What is being asked →
Filter the records below for the word "screws". Copy each line that holds it.

## start Dataset

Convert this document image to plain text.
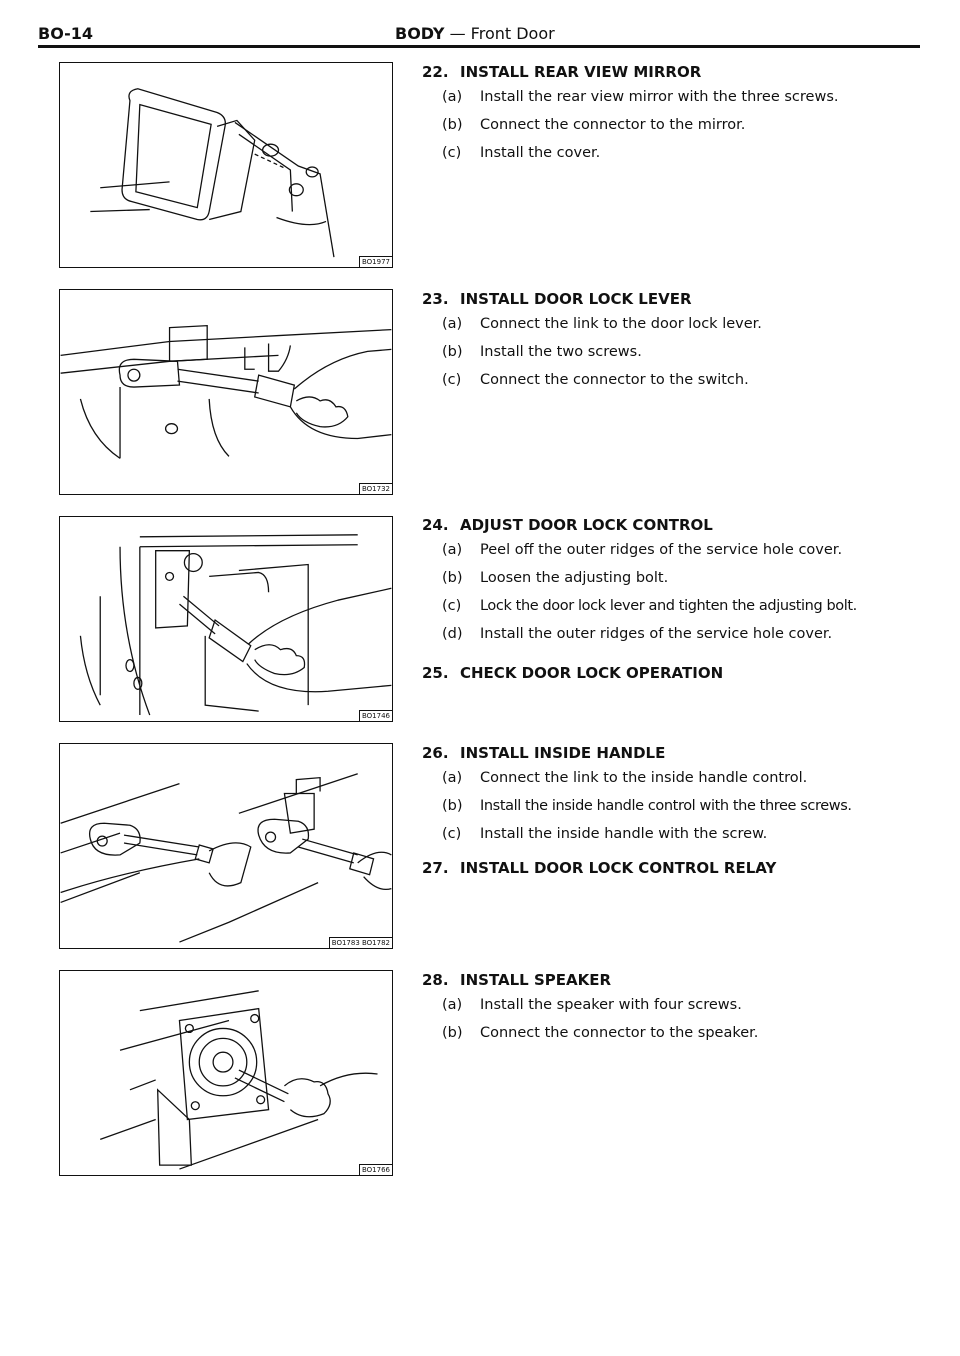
BO-14	BODY — Front Door
BO1977
BO1732
BO1746
BO1783 BO1782
BO1766
22. INSTALL REAR VIEW MIRROR
(a)	Install the rear view mirror with the three screws.
(b)	Connect the connector to the mirror.
(c)	Install the cover.
23. INSTALL DOOR LOCK LEVER
(a)	Connect the link to the door lock lever.
(b)	Install the two screws.
(c)	Connect the connector to the switch.
24. ADJUST DOOR LOCK CONTROL
(a)	Peel off the outer ridges of the service hole cover.
(b)	Loosen the adjusting bolt.
(c)	Lock the door lock lever and tighten the adjusting bolt.
(d)	Install the outer ridges of the service hole cover.
25. CHECK DOOR LOCK OPERATION
26. INSTALL INSIDE HANDLE
(a)	Connect the link to the inside handle control.
(b)	Install the inside handle control with the three screws.
(c)	Install the inside handle with the screw.
27. INSTALL DOOR LOCK CONTROL RELAY
28. INSTALL SPEAKER
(a)	Install the speaker with four screws.
(b)	Connect the connector to the speaker.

## end Dataset

Output of the exercise →
(a)	Install the rear view mirror with the three screws.
(b)	Install the two screws.
(b)	Install the inside handle control with the three screws.
(a)	Install the speaker with four screws.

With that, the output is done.